(REQUIREMENT)
Without the pictures, can you quote each line below exactly?

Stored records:

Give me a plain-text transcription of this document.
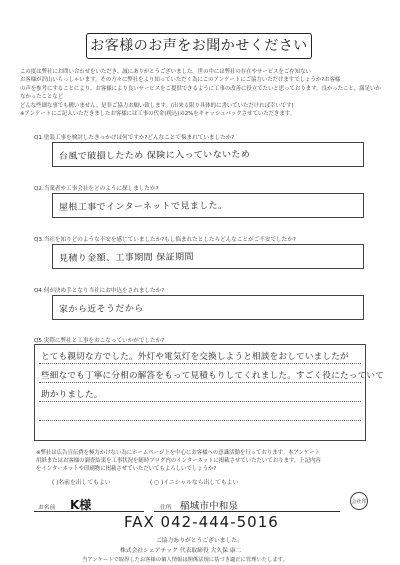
お客様のお声をお聞かせください
この度は弊社にお問い合わせをいただき、誠にありがとうございました。世の中には弊社の存在やサービスをご存知ない
お客様が沢山いらっしゃいます。その方々に弊社をより知っていただく為にこのアンケートにご協力いただけますでしょうか?お客様
の声を参考にすることにより、お客様により良いサービスをご提供できるように工事の改善に役立てたいと思っております。良かったこと、満足いかなかったことなど
どんな些細な事でも構いません。是非ご協力お願い致します。(出来る限り具体的に書いていただければ幸いです)
※アンケートにご記入いただきましたお客様には工事の代金(税込)の2%をキャッシュバックさせていただきます。
Q1.塗装工事を検討したきっかけは何ですか?どんなことで悩まれていましたか?
台風で破損したため 保険に入っていないため
Q2.当業者や工事会社をどのように探しましたか?
屋根工事でインターネットで見ました。
Q3.当社を知りどのような不安を感じていましたか?もし悩まれたとしたらどんなことがご不安でしたか?
見積り金額、工事期間 保証期間
Q4.何が決め手となり当社にお申込をされましたか?
家から近そうだから
Q5.実際に弊社と工事をおこなっていかがでしたか?
とても親切な方でした。外灯や電気灯を交換しようと相談をおしていましたが
些細なでも丁寧に分相の解答をもって見積もりしてくれました。すごく役にたっていて
助かりました。
※弊社は広告宣伝費を極力かけない為にホームページ上を中心にお客様への意識活動を行っております。本アンケート
用紙またはお客様の調査結果を工事状況を随時ブログ内のインターネットに掲載させていただいております。上記内容
をインターネットや印刷物に掲載させていただいてもよろしいでしょうか?
( )名前を出してもよい	( ○ )イニシャルなら出してもよい
お名前 K様	住所 稲城市中和泉	会社印
FAX 042-444-5016
ご協力ありがとうございました。
株式会社シェアテック 代表取締役 大久保 康二
当アンケートで取得したお客様の個人情報は関係法規に基づき適正に管理いたします。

(EXERCISE RESULT)
Give me a plain-text transcription of this document.
お客様のお声をお聞かせください
この度は弊社にお問い合わせをいただき、誠にありがとうございました。世の中には弊社の存在やサービスをご存知ない
お客様が沢山いらっしゃいます。その方々に弊社をより知っていただく為にこのアンケートにご協力いただけますでしょうか?お客様
の声を参考にすることにより、お客様により良いサービスをご提供できるように工事の改善に役立てたいと思っております。良かったこと、満足いかなかったことなど
どんな些細な事でも構いません。是非ご協力お願い致します。(出来る限り具体的に書いていただければ幸いです)
※アンケートにご記入いただきましたお客様には工事の代金(税込)の2%をキャッシュバックさせていただきます。
Q1.塗装工事を検討したきっかけは何ですか?どんなことで悩まれていましたか?
台風で破損したため 保険に入っていないため
Q2.当業者や工事会社をどのように探しましたか?
屋根工事でインターネットで見ました。
Q3.当社を知りどのような不安を感じていましたか?もし悩まれたとしたらどんなことがご不安でしたか?
見積り金額、工事期間 保証期間
Q4.何が決め手となり当社にお申込をされましたか?
家から近そうだから
Q5.実際に弊社と工事をおこなっていかがでしたか?
とても親切な方でした。外灯や電気灯を交換しようと相談をおしていましたが
些細なでも丁寧に分相の解答をもって見積もりしてくれました。すごく役にたっていて
助かりました。
※弊社は広告宣伝費を極力かけない為にホームページ上を中心にお客様への意識活動を行っております。本アンケート
用紙またはお客様の調査結果を工事状況を随時ブログ内のインターネットに掲載させていただいております。上記内容
をインターネットや印刷物に掲載させていただいてもよろしいでしょうか?
( )名前を出してもよい	( ○ )イニシャルなら出してもよい
お名前 K様	住所 稲城市中和泉	会社印
FAX 042-444-5016
ご協力ありがとうございました。
株式会社シェアテック 代表取締役 大久保 康二
当アンケートで取得したお客様の個人情報は関係法規に基づき適正に管理いたします。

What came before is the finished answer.